- [EXERCISE TASK]:
Print the entries below word for word; the pictures stay out of your copy.

[Structured figure records]
=-=-=

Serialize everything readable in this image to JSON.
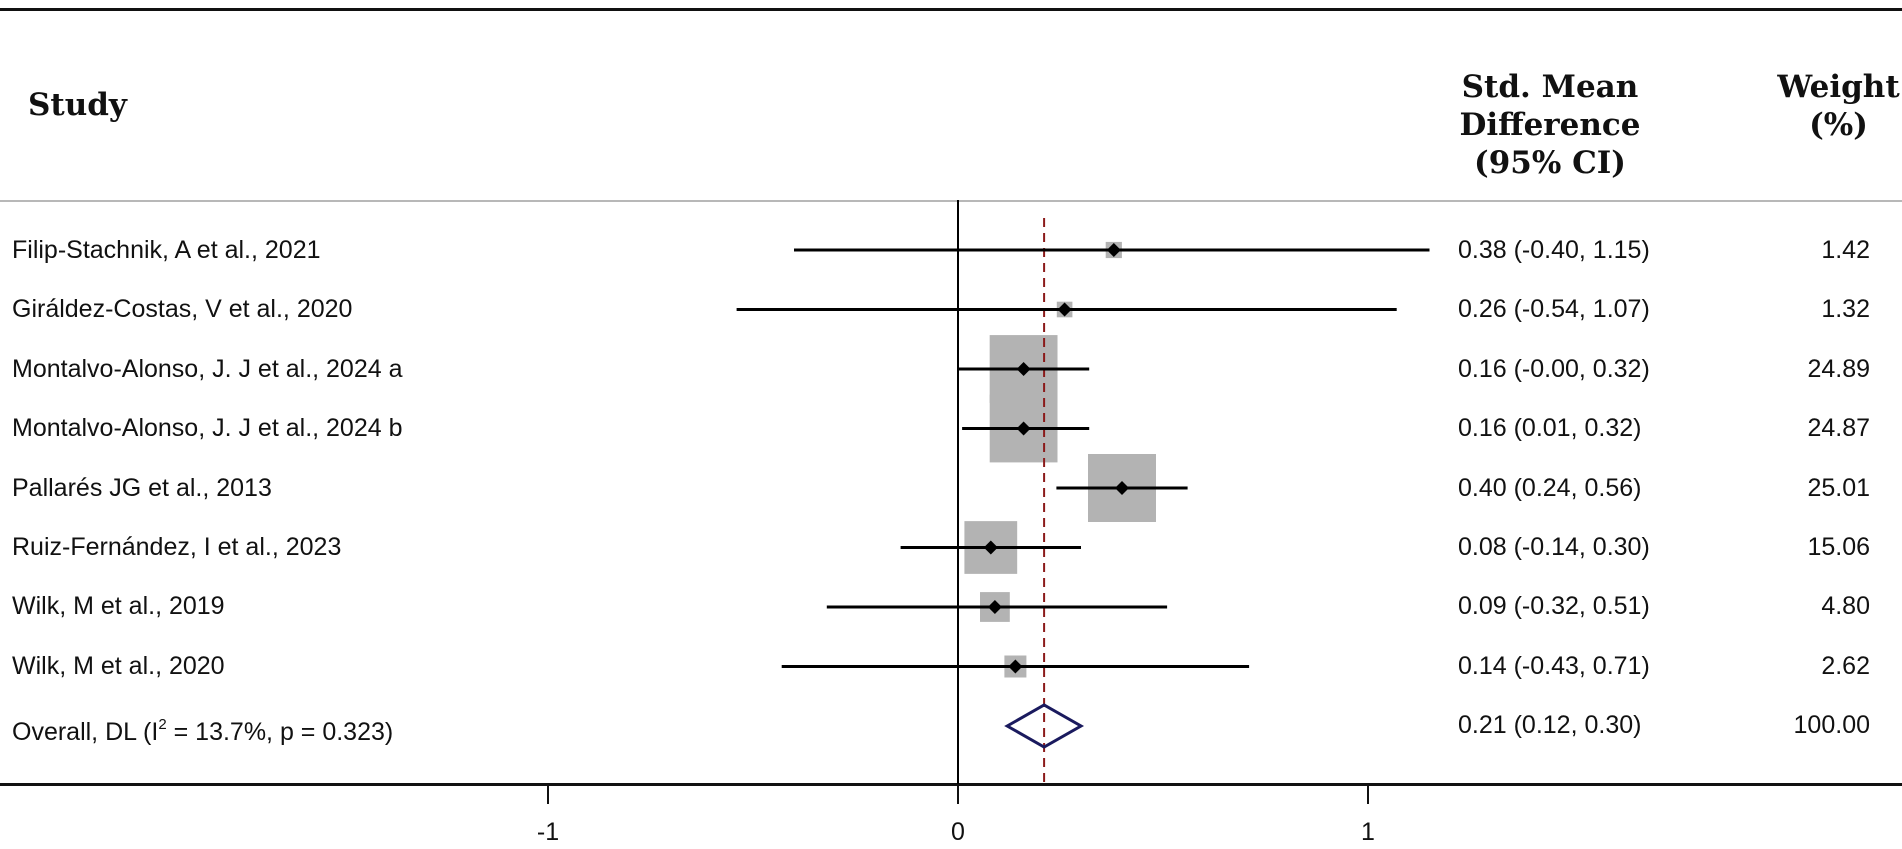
{
  "headers": {
    "study": "Study",
    "smd_line1": "Std. Mean Difference",
    "smd_line2": "(95% CI)",
    "weight_line1": "Weight",
    "weight_line2": "(%)"
  },
  "overall": {
    "label_prefix": "Overall, DL (I",
    "label_sup": "2",
    "label_suffix": " = 13.7%, p = 0.323)",
    "est": 0.21,
    "lo": 0.12,
    "hi": 0.3,
    "est_text": "0.21 (0.12, 0.30)",
    "weight_text": "100.00"
  },
  "colors": {
    "weight_box": "#b3b3b3",
    "ci_line": "#000000",
    "null_line": "#000000",
    "overall_line": "#8b1a1a",
    "diamond": "#1a1a5e"
  },
  "chart_data": {
    "type": "forest",
    "measure": "Std. Mean Difference (95% CI)",
    "xlim": [
      -1.0,
      1.0
    ],
    "xticks": [
      -1,
      0,
      1
    ],
    "xtick_labels": [
      "-1",
      "0",
      "1"
    ],
    "null_value": 0,
    "overall_estimate": 0.21,
    "studies": [
      {
        "study": "Filip-Stachnik, A et al., 2021",
        "est": 0.38,
        "lo": -0.4,
        "hi": 1.15,
        "weight": 1.42,
        "est_text": "0.38 (-0.40, 1.15)",
        "weight_text": "1.42"
      },
      {
        "study": "Giráldez-Costas, V et al., 2020",
        "est": 0.26,
        "lo": -0.54,
        "hi": 1.07,
        "weight": 1.32,
        "est_text": "0.26 (-0.54, 1.07)",
        "weight_text": "1.32"
      },
      {
        "study": "Montalvo-Alonso, J. J et al., 2024 a",
        "est": 0.16,
        "lo": -0.0,
        "hi": 0.32,
        "weight": 24.89,
        "est_text": "0.16 (-0.00, 0.32)",
        "weight_text": "24.89"
      },
      {
        "study": "Montalvo-Alonso, J. J et al., 2024 b",
        "est": 0.16,
        "lo": 0.01,
        "hi": 0.32,
        "weight": 24.87,
        "est_text": "0.16 (0.01, 0.32)",
        "weight_text": "24.87"
      },
      {
        "study": "Pallarés JG et al., 2013",
        "est": 0.4,
        "lo": 0.24,
        "hi": 0.56,
        "weight": 25.01,
        "est_text": "0.40 (0.24, 0.56)",
        "weight_text": "25.01"
      },
      {
        "study": "Ruiz-Fernández, I et al., 2023",
        "est": 0.08,
        "lo": -0.14,
        "hi": 0.3,
        "weight": 15.06,
        "est_text": "0.08 (-0.14, 0.30)",
        "weight_text": "15.06"
      },
      {
        "study": "Wilk, M et al., 2019",
        "est": 0.09,
        "lo": -0.32,
        "hi": 0.51,
        "weight": 4.8,
        "est_text": "0.09 (-0.32, 0.51)",
        "weight_text": "4.80"
      },
      {
        "study": "Wilk, M et al., 2020",
        "est": 0.14,
        "lo": -0.43,
        "hi": 0.71,
        "weight": 2.62,
        "est_text": "0.14 (-0.43, 0.71)",
        "weight_text": "2.62"
      }
    ]
  }
}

=-=-=

- [CORRECT ANSWER]:
Serialize everything readable in this image to JSON.
{
  "headers": {
    "study": "Study",
    "smd_line1": "Std. Mean Difference",
    "smd_line2": "(95% CI)",
    "weight_line1": "Weight",
    "weight_line2": "(%)"
  },
  "overall": {
    "label_prefix": "Overall, DL (I",
    "label_sup": "2",
    "label_suffix": " = 13.7%, p = 0.323)",
    "est": 0.21,
    "lo": 0.12,
    "hi": 0.3,
    "est_text": "0.21 (0.12, 0.30)",
    "weight_text": "100.00"
  },
  "colors": {
    "weight_box": "#b3b3b3",
    "ci_line": "#000000",
    "null_line": "#000000",
    "overall_line": "#8b1a1a",
    "diamond": "#1a1a5e"
  },
  "chart_data": {
    "type": "forest",
    "measure": "Std. Mean Difference (95% CI)",
    "xlim": [
      -1.0,
      1.0
    ],
    "xticks": [
      -1,
      0,
      1
    ],
    "xtick_labels": [
      "-1",
      "0",
      "1"
    ],
    "null_value": 0,
    "overall_estimate": 0.21,
    "studies": [
      {
        "study": "Filip-Stachnik, A et al., 2021",
        "est": 0.38,
        "lo": -0.4,
        "hi": 1.15,
        "weight": 1.42,
        "est_text": "0.38 (-0.40, 1.15)",
        "weight_text": "1.42"
      },
      {
        "study": "Giráldez-Costas, V et al., 2020",
        "est": 0.26,
        "lo": -0.54,
        "hi": 1.07,
        "weight": 1.32,
        "est_text": "0.26 (-0.54, 1.07)",
        "weight_text": "1.32"
      },
      {
        "study": "Montalvo-Alonso, J. J et al., 2024 a",
        "est": 0.16,
        "lo": -0.0,
        "hi": 0.32,
        "weight": 24.89,
        "est_text": "0.16 (-0.00, 0.32)",
        "weight_text": "24.89"
      },
      {
        "study": "Montalvo-Alonso, J. J et al., 2024 b",
        "est": 0.16,
        "lo": 0.01,
        "hi": 0.32,
        "weight": 24.87,
        "est_text": "0.16 (0.01, 0.32)",
        "weight_text": "24.87"
      },
      {
        "study": "Pallarés JG et al., 2013",
        "est": 0.4,
        "lo": 0.24,
        "hi": 0.56,
        "weight": 25.01,
        "est_text": "0.40 (0.24, 0.56)",
        "weight_text": "25.01"
      },
      {
        "study": "Ruiz-Fernández, I et al., 2023",
        "est": 0.08,
        "lo": -0.14,
        "hi": 0.3,
        "weight": 15.06,
        "est_text": "0.08 (-0.14, 0.30)",
        "weight_text": "15.06"
      },
      {
        "study": "Wilk, M et al., 2019",
        "est": 0.09,
        "lo": -0.32,
        "hi": 0.51,
        "weight": 4.8,
        "est_text": "0.09 (-0.32, 0.51)",
        "weight_text": "4.80"
      },
      {
        "study": "Wilk, M et al., 2020",
        "est": 0.14,
        "lo": -0.43,
        "hi": 0.71,
        "weight": 2.62,
        "est_text": "0.14 (-0.43, 0.71)",
        "weight_text": "2.62"
      }
    ]
  }
}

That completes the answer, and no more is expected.